- Exercise description: Starting at the line with "Convert this screenshot", transcribe each line through the final one, both included, and add nothing.

- Available data:
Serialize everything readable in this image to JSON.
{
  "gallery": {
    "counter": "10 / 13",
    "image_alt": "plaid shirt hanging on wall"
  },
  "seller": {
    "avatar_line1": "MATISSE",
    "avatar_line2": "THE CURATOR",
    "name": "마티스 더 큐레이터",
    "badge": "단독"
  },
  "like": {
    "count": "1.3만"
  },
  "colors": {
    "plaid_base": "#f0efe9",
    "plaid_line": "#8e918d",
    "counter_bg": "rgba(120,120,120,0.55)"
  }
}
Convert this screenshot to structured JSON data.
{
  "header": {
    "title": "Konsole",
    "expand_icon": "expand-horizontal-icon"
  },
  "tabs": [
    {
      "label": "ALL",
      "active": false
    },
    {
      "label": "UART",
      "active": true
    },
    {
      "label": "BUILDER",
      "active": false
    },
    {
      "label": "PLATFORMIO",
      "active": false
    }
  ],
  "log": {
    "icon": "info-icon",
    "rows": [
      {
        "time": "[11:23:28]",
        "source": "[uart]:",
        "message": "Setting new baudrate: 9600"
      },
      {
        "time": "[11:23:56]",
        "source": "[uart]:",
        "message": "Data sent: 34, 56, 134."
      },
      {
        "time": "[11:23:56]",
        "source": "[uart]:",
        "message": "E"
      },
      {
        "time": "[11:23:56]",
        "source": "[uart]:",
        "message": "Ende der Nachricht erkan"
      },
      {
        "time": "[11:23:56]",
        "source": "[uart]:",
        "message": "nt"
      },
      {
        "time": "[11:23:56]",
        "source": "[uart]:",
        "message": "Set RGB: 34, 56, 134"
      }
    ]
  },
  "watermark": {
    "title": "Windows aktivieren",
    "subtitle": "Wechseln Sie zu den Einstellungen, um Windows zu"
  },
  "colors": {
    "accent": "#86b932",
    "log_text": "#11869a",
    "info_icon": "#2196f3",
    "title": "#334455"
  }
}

- Task output:
Convert this screenshot to structured JSON data.
{
  "header": {
    "title": "Konsole",
    "expand_icon": "expand-horizontal-icon"
  },
  "tabs": [
    {
      "label": "ALL",
      "active": false
    },
    {
      "label": "UART",
      "active": true
    },
    {
      "label": "BUILDER",
      "active": false
    },
    {
      "label": "PLATFORMIO",
      "active": false
    }
  ],
  "log": {
    "icon": "info-icon",
    "rows": [
      {
        "time": "[11:23:28]",
        "source": "[uart]:",
        "message": "Setting new baudrate: 9600"
      },
      {
        "time": "[11:23:56]",
        "source": "[uart]:",
        "message": "Data sent: 34, 56, 134."
      },
      {
        "time": "[11:23:56]",
        "source": "[uart]:",
        "message": "E"
      },
      {
        "time": "[11:23:56]",
        "source": "[uart]:",
        "message": "Ende der Nachricht erkan"
      },
      {
        "time": "[11:23:56]",
        "source": "[uart]:",
        "message": "nt"
      },
      {
        "time": "[11:23:56]",
        "source": "[uart]:",
        "message": "Set RGB: 34, 56, 134"
      }
    ]
  },
  "watermark": {
    "title": "Windows aktivieren",
    "subtitle": "Wechseln Sie zu den Einstellungen, um Windows zu"
  },
  "colors": {
    "accent": "#86b932",
    "log_text": "#11869a",
    "info_icon": "#2196f3",
    "title": "#334455"
  }
}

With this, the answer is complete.